_STATED EXERCISE:_ Return each entry exactly, omitting nothing.

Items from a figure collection
§ §
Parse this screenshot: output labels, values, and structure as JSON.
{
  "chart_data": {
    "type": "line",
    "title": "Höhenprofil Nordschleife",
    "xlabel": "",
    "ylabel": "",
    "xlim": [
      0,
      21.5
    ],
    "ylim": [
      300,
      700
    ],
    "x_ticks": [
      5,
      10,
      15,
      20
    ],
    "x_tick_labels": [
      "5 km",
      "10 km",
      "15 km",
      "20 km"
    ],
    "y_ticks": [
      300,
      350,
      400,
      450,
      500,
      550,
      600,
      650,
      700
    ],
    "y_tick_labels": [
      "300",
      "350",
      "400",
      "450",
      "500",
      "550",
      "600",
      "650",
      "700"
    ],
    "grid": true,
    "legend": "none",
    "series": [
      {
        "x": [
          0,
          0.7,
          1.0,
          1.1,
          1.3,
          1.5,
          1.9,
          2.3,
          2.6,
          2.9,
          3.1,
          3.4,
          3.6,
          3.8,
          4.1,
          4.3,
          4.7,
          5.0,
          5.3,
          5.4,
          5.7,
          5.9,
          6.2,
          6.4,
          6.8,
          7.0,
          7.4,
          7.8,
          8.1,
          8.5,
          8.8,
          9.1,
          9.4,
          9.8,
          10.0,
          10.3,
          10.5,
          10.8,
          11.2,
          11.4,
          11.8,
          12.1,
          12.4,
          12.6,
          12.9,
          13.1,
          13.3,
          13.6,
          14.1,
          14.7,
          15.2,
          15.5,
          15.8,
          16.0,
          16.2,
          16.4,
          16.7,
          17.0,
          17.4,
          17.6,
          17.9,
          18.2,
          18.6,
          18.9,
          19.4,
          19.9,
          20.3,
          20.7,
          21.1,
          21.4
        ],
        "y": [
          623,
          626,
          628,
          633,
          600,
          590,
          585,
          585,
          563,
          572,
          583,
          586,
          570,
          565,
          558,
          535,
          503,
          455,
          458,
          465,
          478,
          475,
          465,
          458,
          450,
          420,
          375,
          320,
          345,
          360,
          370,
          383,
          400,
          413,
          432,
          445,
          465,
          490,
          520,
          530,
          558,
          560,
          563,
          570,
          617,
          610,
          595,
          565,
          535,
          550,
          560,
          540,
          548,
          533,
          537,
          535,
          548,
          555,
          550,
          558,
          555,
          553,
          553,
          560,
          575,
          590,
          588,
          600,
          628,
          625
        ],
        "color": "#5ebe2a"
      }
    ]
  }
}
§ §
_FINISHED EXERCISE:_
Parse this screenshot: output labels, values, and structure as JSON.
{
  "chart_data": {
    "type": "line",
    "title": "Höhenprofil Nordschleife",
    "xlabel": "",
    "ylabel": "",
    "xlim": [
      0,
      21.5
    ],
    "ylim": [
      300,
      700
    ],
    "x_ticks": [
      5,
      10,
      15,
      20
    ],
    "x_tick_labels": [
      "5 km",
      "10 km",
      "15 km",
      "20 km"
    ],
    "y_ticks": [
      300,
      350,
      400,
      450,
      500,
      550,
      600,
      650,
      700
    ],
    "y_tick_labels": [
      "300",
      "350",
      "400",
      "450",
      "500",
      "550",
      "600",
      "650",
      "700"
    ],
    "grid": true,
    "legend": "none",
    "series": [
      {
        "x": [
          0,
          0.7,
          1.0,
          1.1,
          1.3,
          1.5,
          1.9,
          2.3,
          2.6,
          2.9,
          3.1,
          3.4,
          3.6,
          3.8,
          4.1,
          4.3,
          4.7,
          5.0,
          5.3,
          5.4,
          5.7,
          5.9,
          6.2,
          6.4,
          6.8,
          7.0,
          7.4,
          7.8,
          8.1,
          8.5,
          8.8,
          9.1,
          9.4,
          9.8,
          10.0,
          10.3,
          10.5,
          10.8,
          11.2,
          11.4,
          11.8,
          12.1,
          12.4,
          12.6,
          12.9,
          13.1,
          13.3,
          13.6,
          14.1,
          14.7,
          15.2,
          15.5,
          15.8,
          16.0,
          16.2,
          16.4,
          16.7,
          17.0,
          17.4,
          17.6,
          17.9,
          18.2,
          18.6,
          18.9,
          19.4,
          19.9,
          20.3,
          20.7,
          21.1,
          21.4
        ],
        "y": [
          623,
          626,
          628,
          633,
          600,
          590,
          585,
          585,
          563,
          572,
          583,
          586,
          570,
          565,
          558,
          535,
          503,
          455,
          458,
          465,
          478,
          475,
          465,
          458,
          450,
          420,
          375,
          320,
          345,
          360,
          370,
          383,
          400,
          413,
          432,
          445,
          465,
          490,
          520,
          530,
          558,
          560,
          563,
          570,
          617,
          610,
          595,
          565,
          535,
          550,
          560,
          540,
          548,
          533,
          537,
          535,
          548,
          555,
          550,
          558,
          555,
          553,
          553,
          560,
          575,
          590,
          588,
          600,
          628,
          625
        ],
        "color": "#5ebe2a"
      }
    ]
  }
}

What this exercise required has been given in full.